REQUIREMENTS: Transcribe the lines below verbatim, skipping the images.

DATA IN THIS EXERCISE:
==========
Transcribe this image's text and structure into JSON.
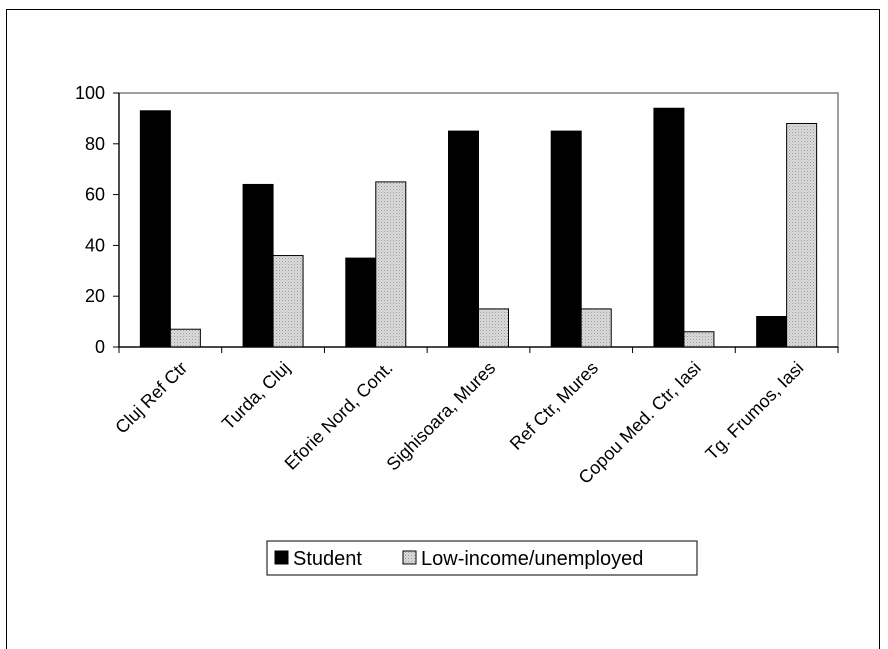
{
  "chart_data": {
    "type": "bar",
    "categories": [
      "Cluj Ref Ctr",
      "Turda, Cluj",
      "Eforie Nord, Cont.",
      "Sighisoara, Mures",
      "Ref Ctr, Mures",
      "Copou Med. Ctr, Iasi",
      "Tg. Frumos, Iasi"
    ],
    "series": [
      {
        "name": "Student",
        "values": [
          93,
          64,
          35,
          85,
          85,
          94,
          12
        ],
        "color": "#000000"
      },
      {
        "name": "Low-income/unemployed",
        "values": [
          7,
          36,
          65,
          15,
          15,
          6,
          88
        ],
        "color": "#d0d0d0"
      }
    ],
    "ylim": [
      0,
      100
    ],
    "yticks": [
      0,
      20,
      40,
      60,
      80,
      100
    ],
    "ytick_labels": [
      "0",
      "20",
      "40",
      "60",
      "80",
      "100"
    ],
    "legend_position": "bottom",
    "grid": false
  }
}
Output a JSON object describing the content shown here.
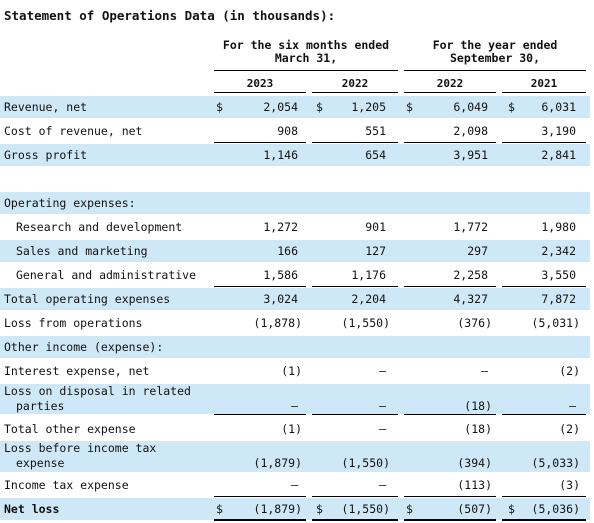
{
  "title": "Statement of Operations Data (in thousands):",
  "headers": {
    "six_months_line1": "For the six months ended",
    "six_months_line2": "March 31,",
    "year_line1": "For the year ended",
    "year_line2": "September  30,"
  },
  "years": [
    "2023",
    "2022",
    "2022",
    "2021"
  ],
  "currency_symbol": "$",
  "colors": {
    "shade": "#cfe8f7"
  },
  "rows": [
    {
      "label": "Revenue, net",
      "values": [
        "2,054",
        "1,205",
        "6,049",
        "6,031"
      ]
    },
    {
      "label": "Cost of revenue, net",
      "values": [
        "908",
        "551",
        "2,098",
        "3,190"
      ]
    },
    {
      "label": "Gross profit",
      "values": [
        "1,146",
        "654",
        "3,951",
        "2,841"
      ]
    },
    {
      "label": "",
      "values": [
        "",
        "",
        "",
        ""
      ]
    },
    {
      "label": "Operating expenses:",
      "values": [
        "",
        "",
        "",
        ""
      ]
    },
    {
      "label": "Research and development",
      "values": [
        "1,272",
        "901",
        "1,772",
        "1,980"
      ]
    },
    {
      "label": "Sales and marketing",
      "values": [
        "166",
        "127",
        "297",
        "2,342"
      ]
    },
    {
      "label": "General and administrative",
      "values": [
        "1,586",
        "1,176",
        "2,258",
        "3,550"
      ]
    },
    {
      "label": "Total operating expenses",
      "values": [
        "3,024",
        "2,204",
        "4,327",
        "7,872"
      ]
    },
    {
      "label": "Loss from operations",
      "values": [
        "(1,878)",
        "(1,550)",
        "(376)",
        "(5,031)"
      ]
    },
    {
      "label": "Other income (expense):",
      "values": [
        "",
        "",
        "",
        ""
      ]
    },
    {
      "label": "Interest expense, net",
      "values": [
        "(1)",
        "—",
        "—",
        "(2)"
      ]
    },
    {
      "label_line1": "Loss on disposal in related",
      "label_line2": "parties",
      "values": [
        "—",
        "—",
        "(18)",
        "—"
      ]
    },
    {
      "label": "Total other expense",
      "values": [
        "(1)",
        "—",
        "(18)",
        "(2)"
      ]
    },
    {
      "label_line1": "Loss before income tax",
      "label_line2": "expense",
      "values": [
        "(1,879)",
        "(1,550)",
        "(394)",
        "(5,033)"
      ]
    },
    {
      "label": "Income tax expense",
      "values": [
        "—",
        "—",
        "(113)",
        "(3)"
      ]
    },
    {
      "label": "Net loss",
      "values": [
        "(1,879)",
        "(1,550)",
        "(507)",
        "(5,036)"
      ]
    }
  ]
}
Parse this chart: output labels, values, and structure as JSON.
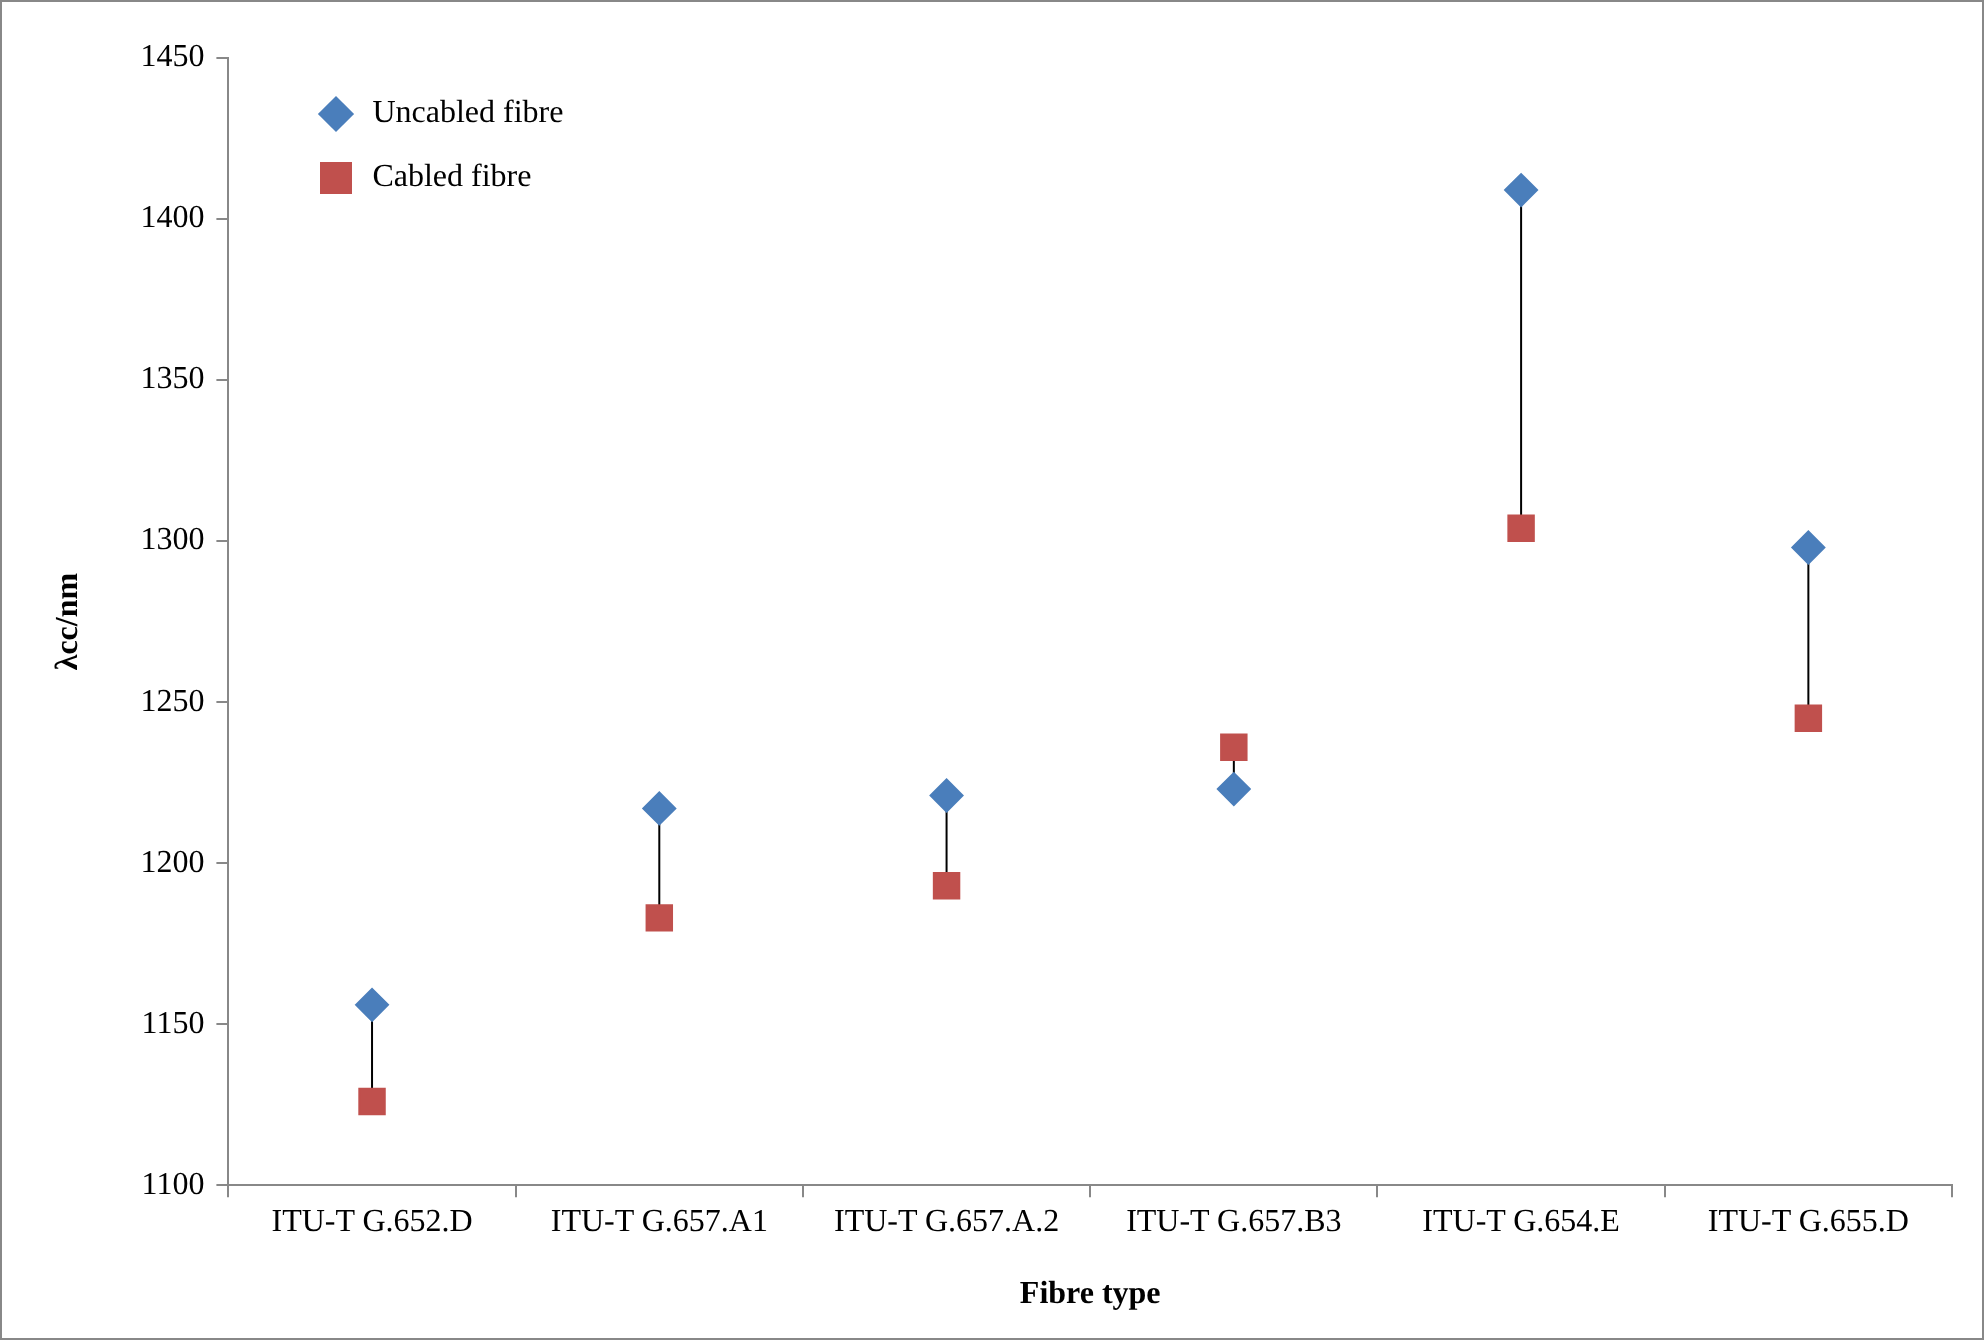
{
  "chart_data": {
    "type": "scatter",
    "xlabel": "Fibre type",
    "ylabel": "λcc/nm",
    "categories": [
      "ITU-T G.652.D",
      "ITU-T G.657.A1",
      "ITU-T G.657.A.2",
      "ITU-T G.657.B3",
      "ITU-T G.654.E",
      "ITU-T G.655.D"
    ],
    "series": [
      {
        "name": "Uncabled fibre",
        "color": "#4a7ebb",
        "marker": "diamond",
        "values": [
          1156,
          1217,
          1221,
          1223,
          1409,
          1298
        ]
      },
      {
        "name": "Cabled fibre",
        "color": "#c0504d",
        "marker": "square",
        "values": [
          1126,
          1183,
          1193,
          1236,
          1304,
          1245
        ]
      }
    ],
    "ylim": [
      1100,
      1450
    ],
    "yticks": [
      1100,
      1150,
      1200,
      1250,
      1300,
      1350,
      1400,
      1450
    ],
    "grid": false,
    "legend": "top left"
  }
}
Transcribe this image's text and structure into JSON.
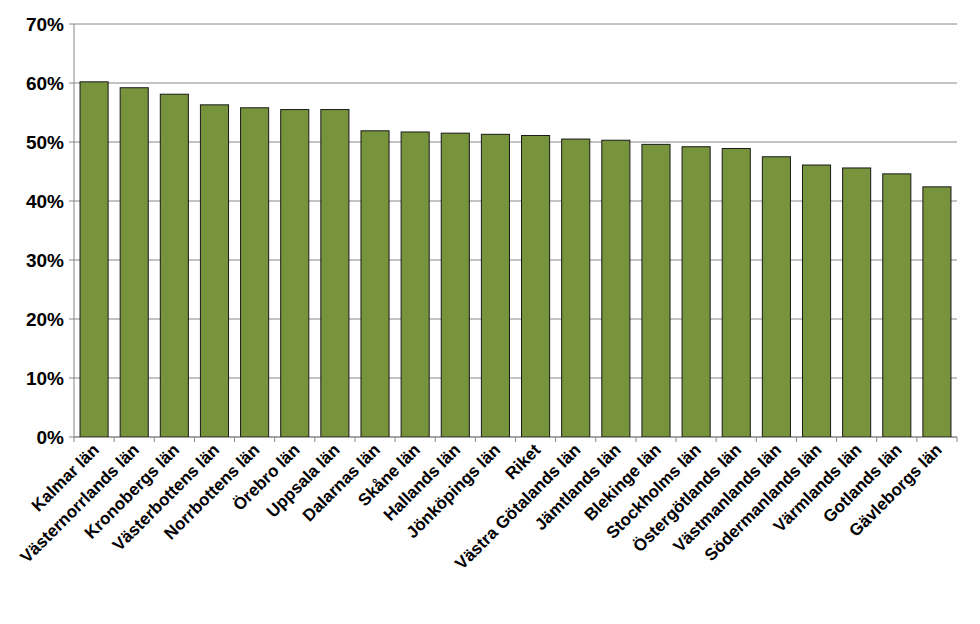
{
  "chart_data": {
    "type": "bar",
    "categories": [
      "Kalmar län",
      "Västernorrlands län",
      "Kronobergs län",
      "Västerbottens län",
      "Norrbottens län",
      "Örebro län",
      "Uppsala län",
      "Dalarnas län",
      "Skåne län",
      "Hallands län",
      "Jönköpings län",
      "Riket",
      "Västra Götalands län",
      "Jämtlands län",
      "Blekinge län",
      "Stockholms län",
      "Östergötlands län",
      "Västmanlands län",
      "Södermanlands län",
      "Värmlands län",
      "Gotlands län",
      "Gävleborgs län"
    ],
    "values": [
      60.2,
      59.2,
      58.1,
      56.3,
      55.8,
      55.5,
      55.5,
      51.9,
      51.7,
      51.5,
      51.3,
      51.1,
      50.5,
      50.3,
      49.6,
      49.2,
      48.9,
      47.5,
      46.1,
      45.6,
      44.6,
      42.4
    ],
    "color": "#77933c",
    "ylim": [
      0,
      70
    ],
    "yticks": [
      {
        "value": 0,
        "label": "0%"
      },
      {
        "value": 10,
        "label": "10%"
      },
      {
        "value": 20,
        "label": "20%"
      },
      {
        "value": 30,
        "label": "30%"
      },
      {
        "value": 40,
        "label": "40%"
      },
      {
        "value": 50,
        "label": "50%"
      },
      {
        "value": 60,
        "label": "60%"
      },
      {
        "value": 70,
        "label": "70%"
      }
    ],
    "grid": true
  }
}
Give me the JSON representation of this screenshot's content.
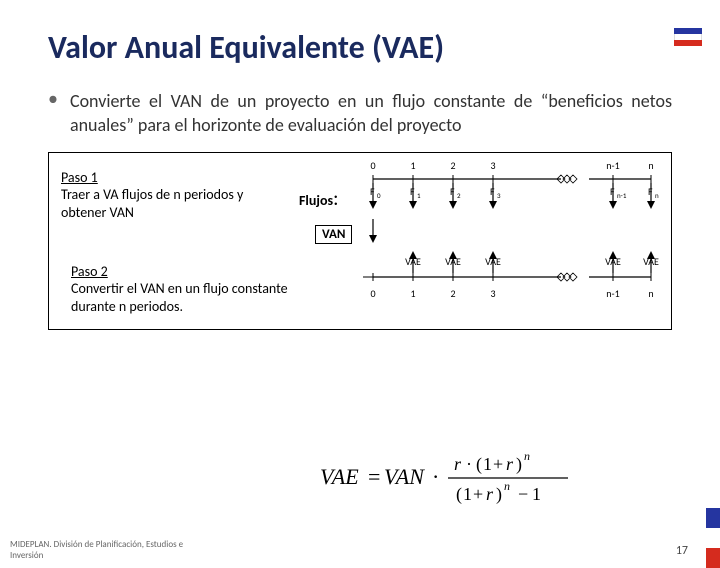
==========
SOLUTION TO THIS PROBLEM:
Transcribe this image's text and structure into JSON.
{
  "chart_data": {
    "type": "bar",
    "categories": [
      "Cluj Ref Ctr",
      "Turda, Cluj",
      "Eforie Nord, Cont.",
      "Sighisoara, Mures",
      "Ref Ctr, Mures",
      "Copou Med. Ctr, Iasi",
      "Tg. Frumos, Iasi"
    ],
    "series": [
      {
        "name": "Student",
        "values": [
          93,
          64,
          35,
          85,
          85,
          94,
          12
        ],
        "color": "#000000"
      },
      {
        "name": "Low-income/unemployed",
        "values": [
          7,
          36,
          65,
          15,
          15,
          6,
          88
        ],
        "color": "#d0d0d0"
      }
    ],
    "ylim": [
      0,
      100
    ],
    "yticks": [
      0,
      20,
      40,
      60,
      80,
      100
    ],
    "ytick_labels": [
      "0",
      "20",
      "40",
      "60",
      "80",
      "100"
    ],
    "legend_position": "bottom",
    "grid": false
  }
}
Output a JSON object describing the content shown here.
{
  "title": "Statement of Operations Data (in thousands):",
  "headers": {
    "six_months_line1": "For the six months ended",
    "six_months_line2": "March 31,",
    "year_line1": "For the year ended",
    "year_line2": "September  30,"
  },
  "years": [
    "2023",
    "2022",
    "2022",
    "2021"
  ],
  "currency_symbol": "$",
  "colors": {
    "shade": "#cfe8f7"
  },
  "rows": [
    {
      "label": "Revenue, net",
      "values": [
        "2,054",
        "1,205",
        "6,049",
        "6,031"
      ]
    },
    {
      "label": "Cost of revenue, net",
      "values": [
        "908",
        "551",
        "2,098",
        "3,190"
      ]
    },
    {
      "label": "Gross profit",
      "values": [
        "1,146",
        "654",
        "3,951",
        "2,841"
      ]
    },
    {
      "label": "",
      "values": [
        "",
        "",
        "",
        ""
      ]
    },
    {
      "label": "Operating expenses:",
      "values": [
        "",
        "",
        "",
        ""
      ]
    },
    {
      "label": "Research and development",
      "values": [
        "1,272",
        "901",
        "1,772",
        "1,980"
      ]
    },
    {
      "label": "Sales and marketing",
      "values": [
        "166",
        "127",
        "297",
        "2,342"
      ]
    },
    {
      "label": "General and administrative",
      "values": [
        "1,586",
        "1,176",
        "2,258",
        "3,550"
      ]
    },
    {
      "label": "Total operating expenses",
      "values": [
        "3,024",
        "2,204",
        "4,327",
        "7,872"
      ]
    },
    {
      "label": "Loss from operations",
      "values": [
        "(1,878)",
        "(1,550)",
        "(376)",
        "(5,031)"
      ]
    },
    {
      "label": "Other income (expense):",
      "values": [
        "",
        "",
        "",
        ""
      ]
    },
    {
      "label": "Interest expense, net",
      "values": [
        "(1)",
        "—",
        "—",
        "(2)"
      ]
    },
    {
      "label_line1": "Loss on disposal in related",
      "label_line2": "parties",
      "values": [
        "—",
        "—",
        "(18)",
        "—"
      ]
    },
    {
      "label": "Total other expense",
      "values": [
        "(1)",
        "—",
        "(18)",
        "(2)"
      ]
    },
    {
      "label_line1": "Loss before income tax",
      "label_line2": "expense",
      "values": [
        "(1,879)",
        "(1,550)",
        "(394)",
        "(5,033)"
      ]
    },
    {
      "label": "Income tax expense",
      "values": [
        "—",
        "—",
        "(113)",
        "(3)"
      ]
    },
    {
      "label": "Net loss",
      "values": [
        "(1,879)",
        "(1,550)",
        "(507)",
        "(5,036)"
      ]
    }
  ]
}
Parse this chart: output labels, values, and structure as JSON.
{
  "chart_data": {
    "type": "scatter",
    "xlabel": "Fibre type",
    "ylabel": "λcc/nm",
    "categories": [
      "ITU-T G.652.D",
      "ITU-T G.657.A1",
      "ITU-T G.657.A.2",
      "ITU-T G.657.B3",
      "ITU-T G.654.E",
      "ITU-T G.655.D"
    ],
    "series": [
      {
        "name": "Uncabled fibre",
        "color": "#4a7ebb",
        "marker": "diamond",
        "values": [
          1156,
          1217,
          1221,
          1223,
          1409,
          1298
        ]
      },
      {
        "name": "Cabled fibre",
        "color": "#c0504d",
        "marker": "square",
        "values": [
          1126,
          1183,
          1193,
          1236,
          1304,
          1245
        ]
      }
    ],
    "ylim": [
      1100,
      1450
    ],
    "yticks": [
      1100,
      1150,
      1200,
      1250,
      1300,
      1350,
      1400,
      1450
    ],
    "grid": false,
    "legend": "top left"
  }
}
Transcribe this image's text and structure into JSON.
{
  "chart_data": {
    "type": "bar",
    "categories": [
      "Kalmar län",
      "Västernorrlands län",
      "Kronobergs län",
      "Västerbottens län",
      "Norrbottens län",
      "Örebro län",
      "Uppsala län",
      "Dalarnas län",
      "Skåne län",
      "Hallands län",
      "Jönköpings län",
      "Riket",
      "Västra Götalands län",
      "Jämtlands län",
      "Blekinge län",
      "Stockholms län",
      "Östergötlands län",
      "Västmanlands län",
      "Södermanlands län",
      "Värmlands län",
      "Gotlands län",
      "Gävleborgs län"
    ],
    "values": [
      60.2,
      59.2,
      58.1,
      56.3,
      55.8,
      55.5,
      55.5,
      51.9,
      51.7,
      51.5,
      51.3,
      51.1,
      50.5,
      50.3,
      49.6,
      49.2,
      48.9,
      47.5,
      46.1,
      45.6,
      44.6,
      42.4
    ],
    "color": "#77933c",
    "ylim": [
      0,
      70
    ],
    "yticks": [
      {
        "value": 0,
        "label": "0%"
      },
      {
        "value": 10,
        "label": "10%"
      },
      {
        "value": 20,
        "label": "20%"
      },
      {
        "value": 30,
        "label": "30%"
      },
      {
        "value": 40,
        "label": "40%"
      },
      {
        "value": 50,
        "label": "50%"
      },
      {
        "value": 60,
        "label": "60%"
      },
      {
        "value": 70,
        "label": "70%"
      }
    ],
    "grid": true
  }
}
Give me the JSON representation of this screenshot's content.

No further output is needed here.